## What to work on
Your task is to output the entries below word for word.
======
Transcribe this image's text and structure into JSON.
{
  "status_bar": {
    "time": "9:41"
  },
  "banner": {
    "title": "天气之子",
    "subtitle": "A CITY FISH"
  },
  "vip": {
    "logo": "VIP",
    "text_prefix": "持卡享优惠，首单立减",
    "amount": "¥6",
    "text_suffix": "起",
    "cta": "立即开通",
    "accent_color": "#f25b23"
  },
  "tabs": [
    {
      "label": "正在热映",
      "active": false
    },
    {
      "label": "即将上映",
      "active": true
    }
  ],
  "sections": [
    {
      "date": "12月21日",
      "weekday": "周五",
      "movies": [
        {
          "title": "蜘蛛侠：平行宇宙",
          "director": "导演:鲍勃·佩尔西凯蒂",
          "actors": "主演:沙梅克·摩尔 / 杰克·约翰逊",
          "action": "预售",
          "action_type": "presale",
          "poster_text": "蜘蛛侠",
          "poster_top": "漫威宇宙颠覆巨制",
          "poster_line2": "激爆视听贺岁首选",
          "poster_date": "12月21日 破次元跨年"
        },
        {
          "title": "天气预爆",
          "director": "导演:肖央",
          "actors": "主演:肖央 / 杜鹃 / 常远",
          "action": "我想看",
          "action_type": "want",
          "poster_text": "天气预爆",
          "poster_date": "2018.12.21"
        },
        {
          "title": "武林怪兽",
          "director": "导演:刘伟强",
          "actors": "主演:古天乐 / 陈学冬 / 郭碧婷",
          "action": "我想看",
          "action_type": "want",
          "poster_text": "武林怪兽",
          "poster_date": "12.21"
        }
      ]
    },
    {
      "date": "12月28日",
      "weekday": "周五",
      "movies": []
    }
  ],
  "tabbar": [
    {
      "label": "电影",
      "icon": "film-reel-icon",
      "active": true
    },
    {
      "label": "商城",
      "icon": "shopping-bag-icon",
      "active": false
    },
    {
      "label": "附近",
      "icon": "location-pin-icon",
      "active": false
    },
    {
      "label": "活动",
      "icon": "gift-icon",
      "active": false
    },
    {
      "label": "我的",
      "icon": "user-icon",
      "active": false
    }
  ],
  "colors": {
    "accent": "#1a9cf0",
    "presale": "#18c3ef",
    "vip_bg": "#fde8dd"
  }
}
======
## Reply
Transcribe this image's text and structure into JSON.
{
  "status_bar": {
    "time": "9:41"
  },
  "banner": {
    "title": "天气之子",
    "subtitle": "A CITY FISH"
  },
  "vip": {
    "logo": "VIP",
    "text_prefix": "持卡享优惠，首单立减",
    "amount": "¥6",
    "text_suffix": "起",
    "cta": "立即开通",
    "accent_color": "#f25b23"
  },
  "tabs": [
    {
      "label": "正在热映",
      "active": false
    },
    {
      "label": "即将上映",
      "active": true
    }
  ],
  "sections": [
    {
      "date": "12月21日",
      "weekday": "周五",
      "movies": [
        {
          "title": "蜘蛛侠：平行宇宙",
          "director": "导演:鲍勃·佩尔西凯蒂",
          "actors": "主演:沙梅克·摩尔 / 杰克·约翰逊",
          "action": "预售",
          "action_type": "presale",
          "poster_text": "蜘蛛侠",
          "poster_top": "漫威宇宙颠覆巨制",
          "poster_line2": "激爆视听贺岁首选",
          "poster_date": "12月21日 破次元跨年"
        },
        {
          "title": "天气预爆",
          "director": "导演:肖央",
          "actors": "主演:肖央 / 杜鹃 / 常远",
          "action": "我想看",
          "action_type": "want",
          "poster_text": "天气预爆",
          "poster_date": "2018.12.21"
        },
        {
          "title": "武林怪兽",
          "director": "导演:刘伟强",
          "actors": "主演:古天乐 / 陈学冬 / 郭碧婷",
          "action": "我想看",
          "action_type": "want",
          "poster_text": "武林怪兽",
          "poster_date": "12.21"
        }
      ]
    },
    {
      "date": "12月28日",
      "weekday": "周五",
      "movies": []
    }
  ],
  "tabbar": [
    {
      "label": "电影",
      "icon": "film-reel-icon",
      "active": true
    },
    {
      "label": "商城",
      "icon": "shopping-bag-icon",
      "active": false
    },
    {
      "label": "附近",
      "icon": "location-pin-icon",
      "active": false
    },
    {
      "label": "活动",
      "icon": "gift-icon",
      "active": false
    },
    {
      "label": "我的",
      "icon": "user-icon",
      "active": false
    }
  ],
  "colors": {
    "accent": "#1a9cf0",
    "presale": "#18c3ef",
    "vip_bg": "#fde8dd"
  }
}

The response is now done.